-- start INFORMATION SHOWN --
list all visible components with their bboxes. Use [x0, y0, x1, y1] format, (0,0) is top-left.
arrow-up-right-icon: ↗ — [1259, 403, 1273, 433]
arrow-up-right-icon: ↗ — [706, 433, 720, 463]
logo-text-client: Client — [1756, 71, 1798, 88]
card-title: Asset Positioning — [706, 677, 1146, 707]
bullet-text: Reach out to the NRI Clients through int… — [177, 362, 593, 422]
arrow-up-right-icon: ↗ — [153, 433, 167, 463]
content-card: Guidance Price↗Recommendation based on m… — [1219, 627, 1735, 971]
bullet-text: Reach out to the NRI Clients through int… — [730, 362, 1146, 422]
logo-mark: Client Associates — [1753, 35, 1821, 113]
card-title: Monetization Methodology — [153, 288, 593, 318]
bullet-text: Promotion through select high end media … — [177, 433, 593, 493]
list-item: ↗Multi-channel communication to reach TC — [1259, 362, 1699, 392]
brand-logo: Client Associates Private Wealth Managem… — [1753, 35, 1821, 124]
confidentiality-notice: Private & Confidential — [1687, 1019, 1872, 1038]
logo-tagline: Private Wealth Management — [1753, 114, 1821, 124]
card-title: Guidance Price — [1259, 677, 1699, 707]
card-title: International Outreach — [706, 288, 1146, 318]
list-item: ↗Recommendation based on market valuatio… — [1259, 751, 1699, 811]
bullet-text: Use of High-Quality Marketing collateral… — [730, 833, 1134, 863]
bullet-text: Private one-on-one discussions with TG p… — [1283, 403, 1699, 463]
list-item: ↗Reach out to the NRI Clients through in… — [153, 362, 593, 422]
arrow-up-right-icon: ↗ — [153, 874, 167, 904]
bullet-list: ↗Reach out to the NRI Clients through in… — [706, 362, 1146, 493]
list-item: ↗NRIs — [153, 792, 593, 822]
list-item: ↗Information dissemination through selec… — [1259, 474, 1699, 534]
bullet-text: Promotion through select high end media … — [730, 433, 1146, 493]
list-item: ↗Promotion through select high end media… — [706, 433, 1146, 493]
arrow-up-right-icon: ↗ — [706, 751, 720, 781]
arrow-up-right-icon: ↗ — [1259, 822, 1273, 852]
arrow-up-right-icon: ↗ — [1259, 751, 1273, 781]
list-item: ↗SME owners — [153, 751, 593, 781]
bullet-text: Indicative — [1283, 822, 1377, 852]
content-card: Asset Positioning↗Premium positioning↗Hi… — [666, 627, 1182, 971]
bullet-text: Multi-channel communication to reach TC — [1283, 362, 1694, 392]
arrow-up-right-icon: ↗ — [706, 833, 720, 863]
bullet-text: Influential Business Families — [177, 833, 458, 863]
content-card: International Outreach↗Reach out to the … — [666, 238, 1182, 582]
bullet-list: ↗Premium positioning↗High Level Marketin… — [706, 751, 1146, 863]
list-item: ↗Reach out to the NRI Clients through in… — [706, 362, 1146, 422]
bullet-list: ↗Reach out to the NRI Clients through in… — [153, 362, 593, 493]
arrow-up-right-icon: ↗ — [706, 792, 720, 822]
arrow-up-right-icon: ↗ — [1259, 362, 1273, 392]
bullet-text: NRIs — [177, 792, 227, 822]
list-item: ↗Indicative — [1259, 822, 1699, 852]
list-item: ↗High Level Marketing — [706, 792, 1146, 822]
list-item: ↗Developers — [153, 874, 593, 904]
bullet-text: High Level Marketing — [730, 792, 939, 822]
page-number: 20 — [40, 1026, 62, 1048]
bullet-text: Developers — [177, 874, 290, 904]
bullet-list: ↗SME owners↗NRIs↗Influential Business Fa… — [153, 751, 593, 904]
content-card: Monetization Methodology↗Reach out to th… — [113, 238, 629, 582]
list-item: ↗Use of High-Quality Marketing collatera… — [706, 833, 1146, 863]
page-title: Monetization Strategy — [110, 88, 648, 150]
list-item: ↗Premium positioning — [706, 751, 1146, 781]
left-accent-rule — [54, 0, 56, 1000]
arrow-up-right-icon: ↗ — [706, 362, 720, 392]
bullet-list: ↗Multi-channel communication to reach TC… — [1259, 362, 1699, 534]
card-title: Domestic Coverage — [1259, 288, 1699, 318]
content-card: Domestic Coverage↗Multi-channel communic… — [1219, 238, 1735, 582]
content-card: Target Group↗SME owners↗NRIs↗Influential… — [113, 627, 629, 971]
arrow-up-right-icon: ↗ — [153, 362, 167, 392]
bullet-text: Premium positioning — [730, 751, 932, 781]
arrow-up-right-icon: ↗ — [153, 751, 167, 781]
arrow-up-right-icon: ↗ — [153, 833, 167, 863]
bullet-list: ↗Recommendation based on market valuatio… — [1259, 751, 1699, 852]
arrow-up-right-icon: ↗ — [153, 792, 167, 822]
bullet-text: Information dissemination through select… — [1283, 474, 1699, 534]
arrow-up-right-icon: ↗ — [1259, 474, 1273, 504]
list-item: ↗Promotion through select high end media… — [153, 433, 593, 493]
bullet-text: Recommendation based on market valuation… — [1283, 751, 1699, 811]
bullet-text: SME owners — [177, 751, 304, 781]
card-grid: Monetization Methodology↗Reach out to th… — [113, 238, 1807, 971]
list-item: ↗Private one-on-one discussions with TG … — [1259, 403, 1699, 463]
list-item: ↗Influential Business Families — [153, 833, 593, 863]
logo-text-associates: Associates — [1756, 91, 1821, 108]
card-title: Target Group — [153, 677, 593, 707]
-- end INFORMATION SHOWN --
# DO THIS:
Lay out the lines of the items as a JSON list of strings, with one string for each line and blank lines left out.

# TASK ANSWER:
[
  "list all visible components with their bboxes. Use [x0, y0, x1, y1] format, (0,0) is top-left.",
  "arrow-up-right-icon: ↗ — [1259, 403, 1273, 433]",
  "arrow-up-right-icon: ↗ — [706, 433, 720, 463]",
  "logo-text-client: Client — [1756, 71, 1798, 88]",
  "card-title: Asset Positioning — [706, 677, 1146, 707]",
  "bullet-text: Reach out to the NRI Clients through int… — [177, 362, 593, 422]",
  "arrow-up-right-icon: ↗ — [153, 433, 167, 463]",
  "content-card: Guidance Price↗Recommendation based on m… — [1219, 627, 1735, 971]",
  "bullet-text: Reach out to the NRI Clients through int… — [730, 362, 1146, 422]",
  "logo-mark: Client Associates — [1753, 35, 1821, 113]",
  "card-title: Monetization Methodology — [153, 288, 593, 318]",
  "bullet-text: Promotion through select high end media … — [177, 433, 593, 493]",
  "list-item: ↗Multi-channel communication to reach TC — [1259, 362, 1699, 392]",
  "brand-logo: Client Associates Private Wealth Managem… — [1753, 35, 1821, 124]",
  "confidentiality-notice: Private & Confidential — [1687, 1019, 1872, 1038]",
  "logo-tagline: Private Wealth Management — [1753, 114, 1821, 124]",
  "card-title: Guidance Price — [1259, 677, 1699, 707]",
  "card-title: International Outreach — [706, 288, 1146, 318]",
  "list-item: ↗Recommendation based on market valuatio… — [1259, 751, 1699, 811]",
  "bullet-text: Use of High-Quality Marketing collateral… — [730, 833, 1134, 863]",
  "bullet-text: Private one-on-one discussions with TG p… — [1283, 403, 1699, 463]",
  "list-item: ↗Reach out to the NRI Clients through in… — [153, 362, 593, 422]",
  "arrow-up-right-icon: ↗ — [153, 874, 167, 904]",
  "bullet-list: ↗Reach out to the NRI Clients through in… — [706, 362, 1146, 493]",
  "list-item: ↗NRIs — [153, 792, 593, 822]",
  "list-item: ↗Information dissemination through selec… — [1259, 474, 1699, 534]",
  "bullet-text: Promotion through select high end media … — [730, 433, 1146, 493]",
  "list-item: ↗Promotion through select high end media… — [706, 433, 1146, 493]",
  "arrow-up-right-icon: ↗ — [706, 751, 720, 781]",
  "arrow-up-right-icon: ↗ — [1259, 822, 1273, 852]",
  "arrow-up-right-icon: ↗ — [1259, 751, 1273, 781]",
  "list-item: ↗SME owners — [153, 751, 593, 781]",
  "bullet-text: Indicative — [1283, 822, 1377, 852]",
  "content-card: Asset Positioning↗Premium positioning↗Hi… — [666, 627, 1182, 971]",
  "bullet-text: Multi-channel communication to reach TC — [1283, 362, 1694, 392]",
  "arrow-up-right-icon: ↗ — [706, 833, 720, 863]",
  "bullet-text: Influential Business Families — [177, 833, 458, 863]",
  "content-card: International Outreach↗Reach out to the … — [666, 238, 1182, 582]",
  "bullet-list: ↗Premium positioning↗High Level Marketin… — [706, 751, 1146, 863]",
  "list-item: ↗Reach out to the NRI Clients through in… — [706, 362, 1146, 422]",
  "bullet-list: ↗Reach out to the NRI Clients through in… — [153, 362, 593, 493]",
  "arrow-up-right-icon: ↗ — [706, 792, 720, 822]",
  "arrow-up-right-icon: ↗ — [1259, 362, 1273, 392]",
  "bullet-text: NRIs — [177, 792, 227, 822]",
  "list-item: ↗Indicative — [1259, 822, 1699, 852]",
  "list-item: ↗High Level Marketing — [706, 792, 1146, 822]",
  "list-item: ↗Developers — [153, 874, 593, 904]",
  "bullet-text: High Level Marketing — [730, 792, 939, 822]",
  "page-number: 20 — [40, 1026, 62, 1048]",
  "bullet-text: Developers — [177, 874, 290, 904]",
  "bullet-list: ↗SME owners↗NRIs↗Influential Business Fa… — [153, 751, 593, 904]",
  "content-card: Monetization Methodology↗Reach out to th… — [113, 238, 629, 582]",
  "list-item: ↗Use of High-Quality Marketing collatera… — [706, 833, 1146, 863]",
  "page-title: Monetization Strategy — [110, 88, 648, 150]",
  "list-item: ↗Premium positioning — [706, 751, 1146, 781]",
  "left-accent-rule — [54, 0, 56, 1000]",
  "arrow-up-right-icon: ↗ — [706, 362, 720, 392]",
  "bullet-list: ↗Multi-channel communication to reach TC… — [1259, 362, 1699, 534]",
  "card-title: Domestic Coverage — [1259, 288, 1699, 318]",
  "content-card: Domestic Coverage↗Multi-channel communic… — [1219, 238, 1735, 582]",
  "content-card: Target Group↗SME owners↗NRIs↗Influential… — [113, 627, 629, 971]",
  "arrow-up-right-icon: ↗ — [153, 362, 167, 392]",
  "bullet-text: Premium positioning — [730, 751, 932, 781]",
  "arrow-up-right-icon: ↗ — [153, 751, 167, 781]",
  "arrow-up-right-icon: ↗ — [153, 833, 167, 863]",
  "bullet-list: ↗Recommendation based on market valuatio… — [1259, 751, 1699, 852]",
  "arrow-up-right-icon: ↗ — [153, 792, 167, 822]",
  "bullet-text: Information dissemination through select… — [1283, 474, 1699, 534]",
  "arrow-up-right-icon: ↗ — [1259, 474, 1273, 504]",
  "list-item: ↗Promotion through select high end media… — [153, 433, 593, 493]",
  "bullet-text: Recommendation based on market valuation… — [1283, 751, 1699, 811]",
  "bullet-text: SME owners — [177, 751, 304, 781]",
  "card-grid: Monetization Methodology↗Reach out to th… — [113, 238, 1807, 971]",
  "list-item: ↗Private one-on-one discussions with TG … — [1259, 403, 1699, 463]",
  "list-item: ↗Influential Business Families — [153, 833, 593, 863]",
  "logo-text-associates: Associates — [1756, 91, 1821, 108]",
  "card-title: Target Group — [153, 677, 593, 707]"
]